Dataset excerpts: Begin
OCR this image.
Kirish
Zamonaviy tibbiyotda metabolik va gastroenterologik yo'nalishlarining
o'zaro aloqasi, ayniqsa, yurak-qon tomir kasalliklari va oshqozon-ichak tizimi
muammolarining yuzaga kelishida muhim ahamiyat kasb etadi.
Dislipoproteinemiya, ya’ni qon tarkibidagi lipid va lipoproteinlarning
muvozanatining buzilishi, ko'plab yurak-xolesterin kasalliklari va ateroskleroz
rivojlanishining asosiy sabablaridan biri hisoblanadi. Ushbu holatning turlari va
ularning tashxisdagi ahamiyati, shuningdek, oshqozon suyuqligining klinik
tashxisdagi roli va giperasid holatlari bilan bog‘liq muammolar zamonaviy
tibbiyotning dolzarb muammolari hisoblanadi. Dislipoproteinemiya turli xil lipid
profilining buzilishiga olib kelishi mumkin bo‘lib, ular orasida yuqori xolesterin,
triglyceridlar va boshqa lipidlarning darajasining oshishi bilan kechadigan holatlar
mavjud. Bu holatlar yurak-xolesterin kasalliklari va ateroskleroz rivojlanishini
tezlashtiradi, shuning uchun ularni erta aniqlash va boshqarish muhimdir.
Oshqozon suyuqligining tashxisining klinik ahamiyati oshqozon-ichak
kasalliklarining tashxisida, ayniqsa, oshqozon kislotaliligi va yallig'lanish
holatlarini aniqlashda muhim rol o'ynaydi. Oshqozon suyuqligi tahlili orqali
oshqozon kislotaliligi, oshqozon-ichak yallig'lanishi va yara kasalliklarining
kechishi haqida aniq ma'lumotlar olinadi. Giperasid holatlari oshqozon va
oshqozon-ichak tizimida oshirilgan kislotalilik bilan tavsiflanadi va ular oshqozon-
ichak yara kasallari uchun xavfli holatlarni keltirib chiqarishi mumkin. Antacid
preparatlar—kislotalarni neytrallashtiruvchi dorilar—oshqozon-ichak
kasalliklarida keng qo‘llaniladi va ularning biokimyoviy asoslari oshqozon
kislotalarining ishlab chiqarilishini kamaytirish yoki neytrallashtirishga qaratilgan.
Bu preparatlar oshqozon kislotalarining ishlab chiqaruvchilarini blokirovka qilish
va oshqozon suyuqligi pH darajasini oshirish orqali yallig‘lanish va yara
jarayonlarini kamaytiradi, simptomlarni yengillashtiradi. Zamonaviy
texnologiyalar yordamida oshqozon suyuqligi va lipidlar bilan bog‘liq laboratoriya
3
Dataset excerpts: End
• Work to complete
Quote every line of the data, word for word.

• Answer to this problem
OCR this image.
Kirish
Zamonaviy tibbiyotda metabolik va gastroenterologik yo'nalishlarining
o'zaro aloqasi, ayniqsa, yurak-qon tomir kasalliklari va oshqozon-ichak tizimi
muammolarining yuzaga kelishida muhim ahamiyat kasb etadi.
Dislipoproteinemiya, ya’ni qon tarkibidagi lipid va lipoproteinlarning
muvozanatining buzilishi, ko'plab yurak-xolesterin kasalliklari va ateroskleroz
rivojlanishining asosiy sabablaridan biri hisoblanadi. Ushbu holatning turlari va
ularning tashxisdagi ahamiyati, shuningdek, oshqozon suyuqligining klinik
tashxisdagi roli va giperasid holatlari bilan bog‘liq muammolar zamonaviy
tibbiyotning dolzarb muammolari hisoblanadi. Dislipoproteinemiya turli xil lipid
profilining buzilishiga olib kelishi mumkin bo‘lib, ular orasida yuqori xolesterin,
triglyceridlar va boshqa lipidlarning darajasining oshishi bilan kechadigan holatlar
mavjud. Bu holatlar yurak-xolesterin kasalliklari va ateroskleroz rivojlanishini
tezlashtiradi, shuning uchun ularni erta aniqlash va boshqarish muhimdir.
Oshqozon suyuqligining tashxisining klinik ahamiyati oshqozon-ichak
kasalliklarining tashxisida, ayniqsa, oshqozon kislotaliligi va yallig'lanish
holatlarini aniqlashda muhim rol o'ynaydi. Oshqozon suyuqligi tahlili orqali
oshqozon kislotaliligi, oshqozon-ichak yallig'lanishi va yara kasalliklarining
kechishi haqida aniq ma'lumotlar olinadi. Giperasid holatlari oshqozon va
oshqozon-ichak tizimida oshirilgan kislotalilik bilan tavsiflanadi va ular oshqozon-
ichak yara kasallari uchun xavfli holatlarni keltirib chiqarishi mumkin. Antacid
preparatlar—kislotalarni neytrallashtiruvchi dorilar—oshqozon-ichak
kasalliklarida keng qo‘llaniladi va ularning biokimyoviy asoslari oshqozon
kislotalarining ishlab chiqarilishini kamaytirish yoki neytrallashtirishga qaratilgan.
Bu preparatlar oshqozon kislotalarining ishlab chiqaruvchilarini blokirovka qilish
va oshqozon suyuqligi pH darajasini oshirish orqali yallig‘lanish va yara
jarayonlarini kamaytiradi, simptomlarni yengillashtiradi. Zamonaviy
texnologiyalar yordamida oshqozon suyuqligi va lipidlar bilan bog‘liq laboratoriya
3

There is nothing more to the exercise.